_Entries shown:_
_ _ _ _
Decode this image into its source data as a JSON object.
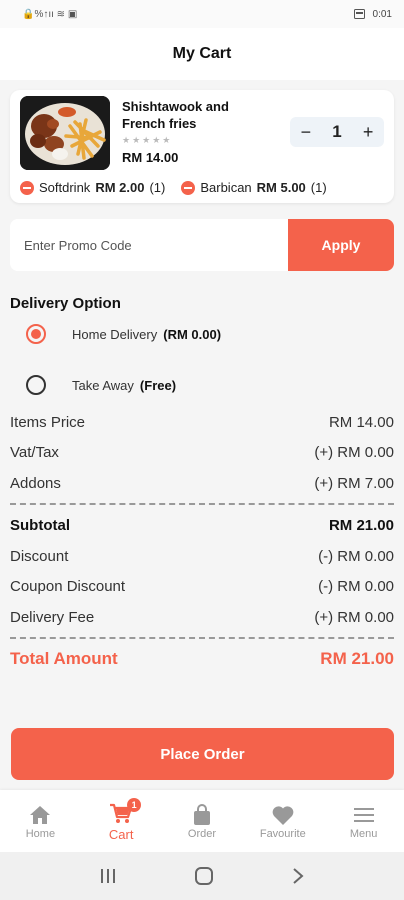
{
  "status_bar": {
    "left_icons": "🔒%↑ıı ≋ ▣",
    "time": "0:01"
  },
  "header": {
    "title": "My Cart"
  },
  "cart_item": {
    "name": "Shishtawook and French fries",
    "rating": "★★★★★",
    "price": "RM 14.00",
    "quantity": "1",
    "addons": [
      {
        "name": "Softdrink",
        "price": "RM 2.00",
        "qty": "(1)"
      },
      {
        "name": "Barbican",
        "price": "RM 5.00",
        "qty": "(1)"
      }
    ]
  },
  "promo": {
    "placeholder": "Enter Promo Code",
    "apply_label": "Apply"
  },
  "delivery": {
    "title": "Delivery Option",
    "options": [
      {
        "label": "Home Delivery",
        "sub": "(RM 0.00)",
        "selected": true
      },
      {
        "label": "Take Away",
        "sub": "(Free)",
        "selected": false
      }
    ]
  },
  "summary": {
    "items_price": {
      "label": "Items Price",
      "value": "RM 14.00"
    },
    "vat": {
      "label": "Vat/Tax",
      "value": "(+) RM 0.00"
    },
    "addons": {
      "label": "Addons",
      "value": "(+) RM 7.00"
    },
    "subtotal": {
      "label": "Subtotal",
      "value": "RM 21.00"
    },
    "discount": {
      "label": "Discount",
      "value": "(-) RM 0.00"
    },
    "coupon": {
      "label": "Coupon Discount",
      "value": "(-) RM 0.00"
    },
    "delivery_fee": {
      "label": "Delivery Fee",
      "value": "(+) RM 0.00"
    },
    "total": {
      "label": "Total Amount",
      "value": "RM 21.00"
    }
  },
  "place_order_label": "Place Order",
  "nav": [
    {
      "label": "Home",
      "icon": "home-icon"
    },
    {
      "label": "Cart",
      "icon": "cart-icon",
      "badge": "1",
      "active": true
    },
    {
      "label": "Order",
      "icon": "bag-icon"
    },
    {
      "label": "Favourite",
      "icon": "heart-icon"
    },
    {
      "label": "Menu",
      "icon": "menu-icon"
    }
  ],
  "colors": {
    "accent": "#f4624b",
    "background": "#f5f5f5",
    "nav_inactive": "#999999"
  }
}
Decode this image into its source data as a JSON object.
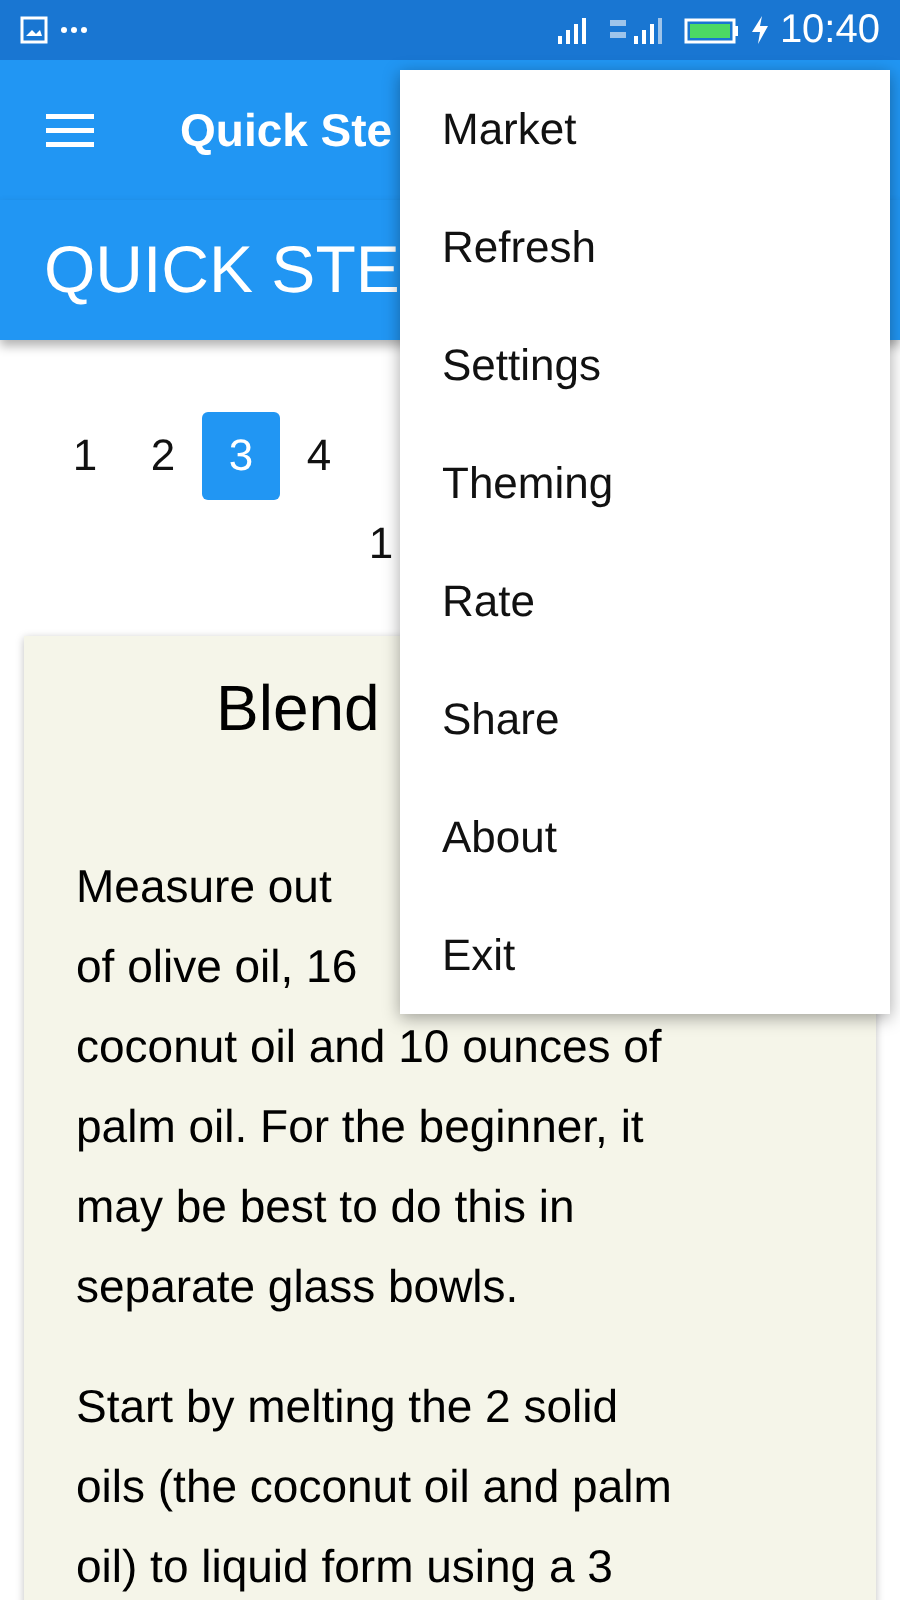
{
  "status_bar": {
    "time": "10:40"
  },
  "app_bar": {
    "title": "Quick Ste"
  },
  "header": {
    "title": "QUICK STE"
  },
  "pagination": {
    "pages": [
      {
        "label": "1",
        "selected": false
      },
      {
        "label": "2",
        "selected": false
      },
      {
        "label": "3",
        "selected": true
      },
      {
        "label": "4",
        "selected": false
      }
    ],
    "second_row": [
      "1"
    ]
  },
  "card": {
    "title": "Blend",
    "paragraphs": [
      {
        "lines": [
          "Measure out",
          "of olive oil, 16",
          "coconut oil and 10 ounces of",
          "palm oil. For the beginner, it",
          "may be best to do this in",
          "separate glass bowls."
        ]
      },
      {
        "lines": [
          "Start by melting the 2 solid",
          "oils (the coconut oil and palm",
          "oil) to liquid form using a 3"
        ]
      }
    ]
  },
  "menu": {
    "items": [
      "Market",
      "Refresh",
      "Settings",
      "Theming",
      "Rate",
      "Share",
      "About",
      "Exit"
    ]
  }
}
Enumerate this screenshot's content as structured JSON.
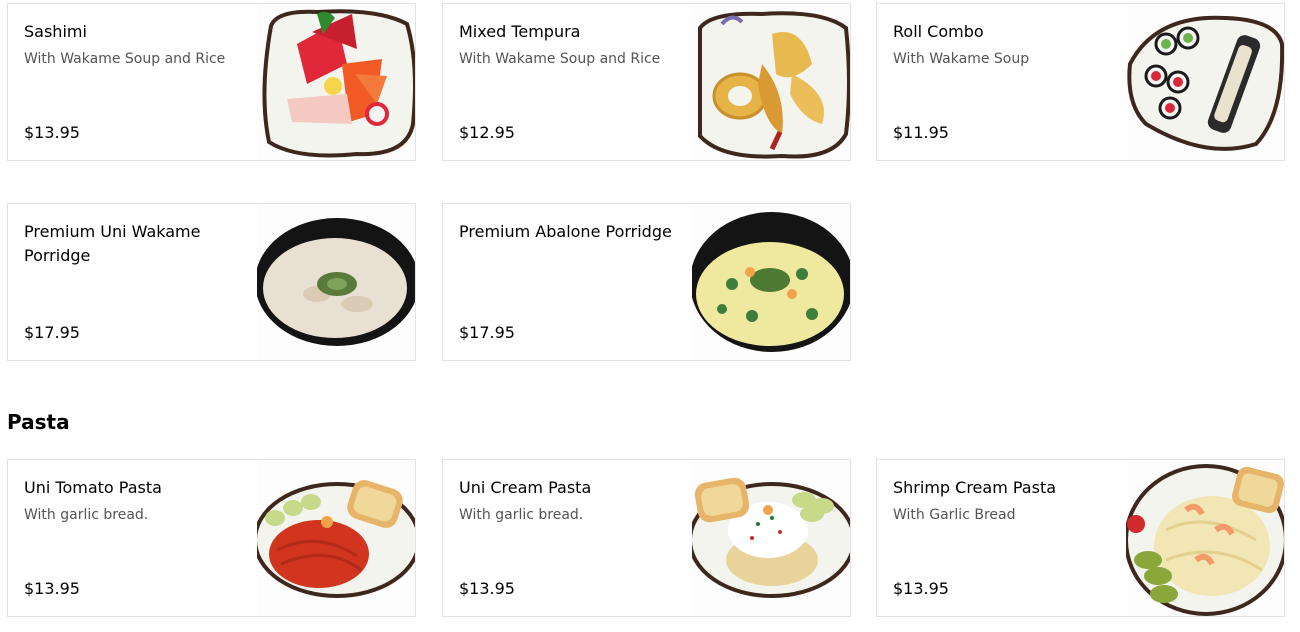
{
  "sections": [
    {
      "title": "",
      "items": [
        {
          "name": "Sashimi",
          "description": "With Wakame Soup and Rice",
          "price": "$13.95",
          "image_icon": "sashimi-plate-image"
        },
        {
          "name": "Mixed Tempura",
          "description": "With Wakame Soup and Rice",
          "price": "$12.95",
          "image_icon": "tempura-plate-image"
        },
        {
          "name": "Roll Combo",
          "description": "With Wakame Soup",
          "price": "$11.95",
          "image_icon": "sushi-roll-plate-image"
        },
        {
          "name": "Premium Uni Wakame Porridge",
          "description": "",
          "price": "$17.95",
          "image_icon": "porridge-bowl-image"
        },
        {
          "name": "Premium Abalone Porridge",
          "description": "",
          "price": "$17.95",
          "image_icon": "abalone-porridge-bowl-image"
        }
      ]
    },
    {
      "title": "Pasta",
      "items": [
        {
          "name": "Uni Tomato Pasta",
          "description": "With garlic bread.",
          "price": "$13.95",
          "image_icon": "tomato-pasta-plate-image"
        },
        {
          "name": "Uni Cream Pasta",
          "description": "With garlic bread.",
          "price": "$13.95",
          "image_icon": "cream-pasta-plate-image"
        },
        {
          "name": "Shrimp Cream Pasta",
          "description": "With Garlic Bread",
          "price": "$13.95",
          "image_icon": "shrimp-pasta-plate-image"
        }
      ]
    }
  ],
  "colors": {
    "card_border": "#e2e2e2",
    "text_primary": "#000000",
    "text_secondary": "#545454",
    "plate_rim": "#4a2f22",
    "bowl_black": "#141414"
  }
}
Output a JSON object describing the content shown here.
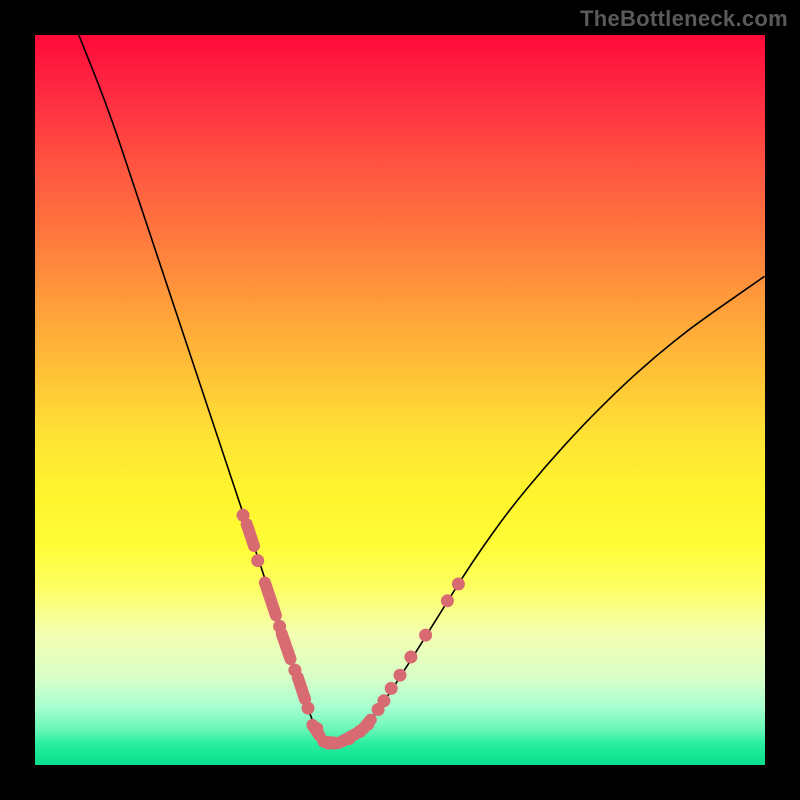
{
  "watermark": "TheBottleneck.com",
  "chart_data": {
    "type": "line",
    "title": "",
    "xlabel": "",
    "ylabel": "",
    "xlim": [
      0,
      100
    ],
    "ylim": [
      0,
      100
    ],
    "series": [
      {
        "name": "bottleneck-curve",
        "x": [
          6,
          10,
          14,
          18,
          22,
          26,
          30,
          32,
          34,
          36,
          37,
          38,
          39,
          40,
          42,
          44,
          46,
          50,
          55,
          60,
          65,
          70,
          75,
          80,
          85,
          90,
          95,
          100
        ],
        "y": [
          100,
          90,
          78,
          66,
          54,
          42,
          30,
          24,
          18,
          12,
          9,
          6,
          4,
          3,
          3,
          4,
          6,
          12,
          20,
          28,
          35,
          41,
          46.5,
          51.5,
          56,
          60,
          63.5,
          67
        ]
      }
    ],
    "markers": {
      "name": "series-points",
      "segments": [
        {
          "x0": 29.0,
          "y0": 33.0,
          "x1": 30.0,
          "y1": 30.0
        },
        {
          "x0": 31.5,
          "y0": 25.0,
          "x1": 33.0,
          "y1": 20.5
        },
        {
          "x0": 33.8,
          "y0": 18.0,
          "x1": 35.0,
          "y1": 14.5
        },
        {
          "x0": 36.0,
          "y0": 12.0,
          "x1": 37.0,
          "y1": 9.0
        },
        {
          "x0": 38.0,
          "y0": 5.5,
          "x1": 39.0,
          "y1": 4.0
        },
        {
          "x0": 39.5,
          "y0": 3.2,
          "x1": 41.5,
          "y1": 3.0
        },
        {
          "x0": 42.0,
          "y0": 3.2,
          "x1": 44.0,
          "y1": 4.3
        },
        {
          "x0": 45.0,
          "y0": 5.0,
          "x1": 46.0,
          "y1": 6.2
        }
      ],
      "dots": [
        {
          "x": 28.5,
          "y": 34.2
        },
        {
          "x": 30.5,
          "y": 28.0
        },
        {
          "x": 33.5,
          "y": 19.0
        },
        {
          "x": 35.6,
          "y": 13.0
        },
        {
          "x": 37.4,
          "y": 7.8
        },
        {
          "x": 38.6,
          "y": 5.0
        },
        {
          "x": 40.2,
          "y": 3.0
        },
        {
          "x": 41.0,
          "y": 3.0
        },
        {
          "x": 43.0,
          "y": 3.6
        },
        {
          "x": 44.5,
          "y": 4.6
        },
        {
          "x": 45.6,
          "y": 5.6
        },
        {
          "x": 47.0,
          "y": 7.6
        },
        {
          "x": 47.8,
          "y": 8.8
        },
        {
          "x": 48.8,
          "y": 10.5
        },
        {
          "x": 50.0,
          "y": 12.3
        },
        {
          "x": 51.5,
          "y": 14.8
        },
        {
          "x": 53.5,
          "y": 17.8
        },
        {
          "x": 56.5,
          "y": 22.5
        },
        {
          "x": 58.0,
          "y": 24.8
        }
      ]
    }
  }
}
_ _ _ _
_Written task:_ Print the entries above exactly, taking out only the pictures.

_Written reply:_
Decode this image into its source data as a JSON object.
{
  "status_bar": {
    "left_icons": "🔒%↑ıı ≋ ▣",
    "time": "0:01"
  },
  "header": {
    "title": "My Cart"
  },
  "cart_item": {
    "name": "Shishtawook and French fries",
    "rating": "★★★★★",
    "price": "RM 14.00",
    "quantity": "1",
    "addons": [
      {
        "name": "Softdrink",
        "price": "RM 2.00",
        "qty": "(1)"
      },
      {
        "name": "Barbican",
        "price": "RM 5.00",
        "qty": "(1)"
      }
    ]
  },
  "promo": {
    "placeholder": "Enter Promo Code",
    "apply_label": "Apply"
  },
  "delivery": {
    "title": "Delivery Option",
    "options": [
      {
        "label": "Home Delivery",
        "sub": "(RM 0.00)",
        "selected": true
      },
      {
        "label": "Take Away",
        "sub": "(Free)",
        "selected": false
      }
    ]
  },
  "summary": {
    "items_price": {
      "label": "Items Price",
      "value": "RM 14.00"
    },
    "vat": {
      "label": "Vat/Tax",
      "value": "(+) RM 0.00"
    },
    "addons": {
      "label": "Addons",
      "value": "(+) RM 7.00"
    },
    "subtotal": {
      "label": "Subtotal",
      "value": "RM 21.00"
    },
    "discount": {
      "label": "Discount",
      "value": "(-) RM 0.00"
    },
    "coupon": {
      "label": "Coupon Discount",
      "value": "(-) RM 0.00"
    },
    "delivery_fee": {
      "label": "Delivery Fee",
      "value": "(+) RM 0.00"
    },
    "total": {
      "label": "Total Amount",
      "value": "RM 21.00"
    }
  },
  "place_order_label": "Place Order",
  "nav": [
    {
      "label": "Home",
      "icon": "home-icon"
    },
    {
      "label": "Cart",
      "icon": "cart-icon",
      "badge": "1",
      "active": true
    },
    {
      "label": "Order",
      "icon": "bag-icon"
    },
    {
      "label": "Favourite",
      "icon": "heart-icon"
    },
    {
      "label": "Menu",
      "icon": "menu-icon"
    }
  ],
  "colors": {
    "accent": "#f4624b",
    "background": "#f5f5f5",
    "nav_inactive": "#999999"
  }
}
Decode this image into its source data as a JSON object.
{
  "status_bar": {
    "time": "10:40"
  },
  "app_bar": {
    "title": "Quick Ste"
  },
  "header": {
    "title": "QUICK STE"
  },
  "pagination": {
    "pages": [
      {
        "label": "1",
        "selected": false
      },
      {
        "label": "2",
        "selected": false
      },
      {
        "label": "3",
        "selected": true
      },
      {
        "label": "4",
        "selected": false
      }
    ],
    "second_row": [
      "1"
    ]
  },
  "card": {
    "title": "Blend",
    "paragraphs": [
      {
        "lines": [
          "Measure out",
          "of olive oil, 16",
          "coconut oil and 10 ounces of",
          "palm oil. For the beginner, it",
          "may be best to do this in",
          "separate glass bowls."
        ]
      },
      {
        "lines": [
          "Start by melting the 2 solid",
          "oils (the coconut oil and palm",
          "oil) to liquid form using a 3"
        ]
      }
    ]
  },
  "menu": {
    "items": [
      "Market",
      "Refresh",
      "Settings",
      "Theming",
      "Rate",
      "Share",
      "About",
      "Exit"
    ]
  }
}
Enumerate this screenshot's content as structured JSON.
{
  "sections": [
    {
      "title": "",
      "items": [
        {
          "name": "Sashimi",
          "description": "With Wakame Soup and Rice",
          "price": "$13.95",
          "image_icon": "sashimi-plate-image"
        },
        {
          "name": "Mixed Tempura",
          "description": "With Wakame Soup and Rice",
          "price": "$12.95",
          "image_icon": "tempura-plate-image"
        },
        {
          "name": "Roll Combo",
          "description": "With Wakame Soup",
          "price": "$11.95",
          "image_icon": "sushi-roll-plate-image"
        },
        {
          "name": "Premium Uni Wakame Porridge",
          "description": "",
          "price": "$17.95",
          "image_icon": "porridge-bowl-image"
        },
        {
          "name": "Premium Abalone Porridge",
          "description": "",
          "price": "$17.95",
          "image_icon": "abalone-porridge-bowl-image"
        }
      ]
    },
    {
      "title": "Pasta",
      "items": [
        {
          "name": "Uni Tomato Pasta",
          "description": "With garlic bread.",
          "price": "$13.95",
          "image_icon": "tomato-pasta-plate-image"
        },
        {
          "name": "Uni Cream Pasta",
          "description": "With garlic bread.",
          "price": "$13.95",
          "image_icon": "cream-pasta-plate-image"
        },
        {
          "name": "Shrimp Cream Pasta",
          "description": "With Garlic Bread",
          "price": "$13.95",
          "image_icon": "shrimp-pasta-plate-image"
        }
      ]
    }
  ],
  "colors": {
    "card_border": "#e2e2e2",
    "text_primary": "#000000",
    "text_secondary": "#545454",
    "plate_rim": "#4a2f22",
    "bowl_black": "#141414"
  }
}
Output a JSON object describing the content shown here.
{
  "watermark": "TheBottleneck.com",
  "chart_data": {
    "type": "line",
    "title": "",
    "xlabel": "",
    "ylabel": "",
    "xlim": [
      0,
      100
    ],
    "ylim": [
      0,
      100
    ],
    "series": [
      {
        "name": "bottleneck-curve",
        "x": [
          6,
          10,
          14,
          18,
          22,
          26,
          30,
          32,
          34,
          36,
          37,
          38,
          39,
          40,
          42,
          44,
          46,
          50,
          55,
          60,
          65,
          70,
          75,
          80,
          85,
          90,
          95,
          100
        ],
        "y": [
          100,
          90,
          78,
          66,
          54,
          42,
          30,
          24,
          18,
          12,
          9,
          6,
          4,
          3,
          3,
          4,
          6,
          12,
          20,
          28,
          35,
          41,
          46.5,
          51.5,
          56,
          60,
          63.5,
          67
        ]
      }
    ],
    "markers": {
      "name": "series-points",
      "segments": [
        {
          "x0": 29.0,
          "y0": 33.0,
          "x1": 30.0,
          "y1": 30.0
        },
        {
          "x0": 31.5,
          "y0": 25.0,
          "x1": 33.0,
          "y1": 20.5
        },
        {
          "x0": 33.8,
          "y0": 18.0,
          "x1": 35.0,
          "y1": 14.5
        },
        {
          "x0": 36.0,
          "y0": 12.0,
          "x1": 37.0,
          "y1": 9.0
        },
        {
          "x0": 38.0,
          "y0": 5.5,
          "x1": 39.0,
          "y1": 4.0
        },
        {
          "x0": 39.5,
          "y0": 3.2,
          "x1": 41.5,
          "y1": 3.0
        },
        {
          "x0": 42.0,
          "y0": 3.2,
          "x1": 44.0,
          "y1": 4.3
        },
        {
          "x0": 45.0,
          "y0": 5.0,
          "x1": 46.0,
          "y1": 6.2
        }
      ],
      "dots": [
        {
          "x": 28.5,
          "y": 34.2
        },
        {
          "x": 30.5,
          "y": 28.0
        },
        {
          "x": 33.5,
          "y": 19.0
        },
        {
          "x": 35.6,
          "y": 13.0
        },
        {
          "x": 37.4,
          "y": 7.8
        },
        {
          "x": 38.6,
          "y": 5.0
        },
        {
          "x": 40.2,
          "y": 3.0
        },
        {
          "x": 41.0,
          "y": 3.0
        },
        {
          "x": 43.0,
          "y": 3.6
        },
        {
          "x": 44.5,
          "y": 4.6
        },
        {
          "x": 45.6,
          "y": 5.6
        },
        {
          "x": 47.0,
          "y": 7.6
        },
        {
          "x": 47.8,
          "y": 8.8
        },
        {
          "x": 48.8,
          "y": 10.5
        },
        {
          "x": 50.0,
          "y": 12.3
        },
        {
          "x": 51.5,
          "y": 14.8
        },
        {
          "x": 53.5,
          "y": 17.8
        },
        {
          "x": 56.5,
          "y": 22.5
        },
        {
          "x": 58.0,
          "y": 24.8
        }
      ]
    }
  }
}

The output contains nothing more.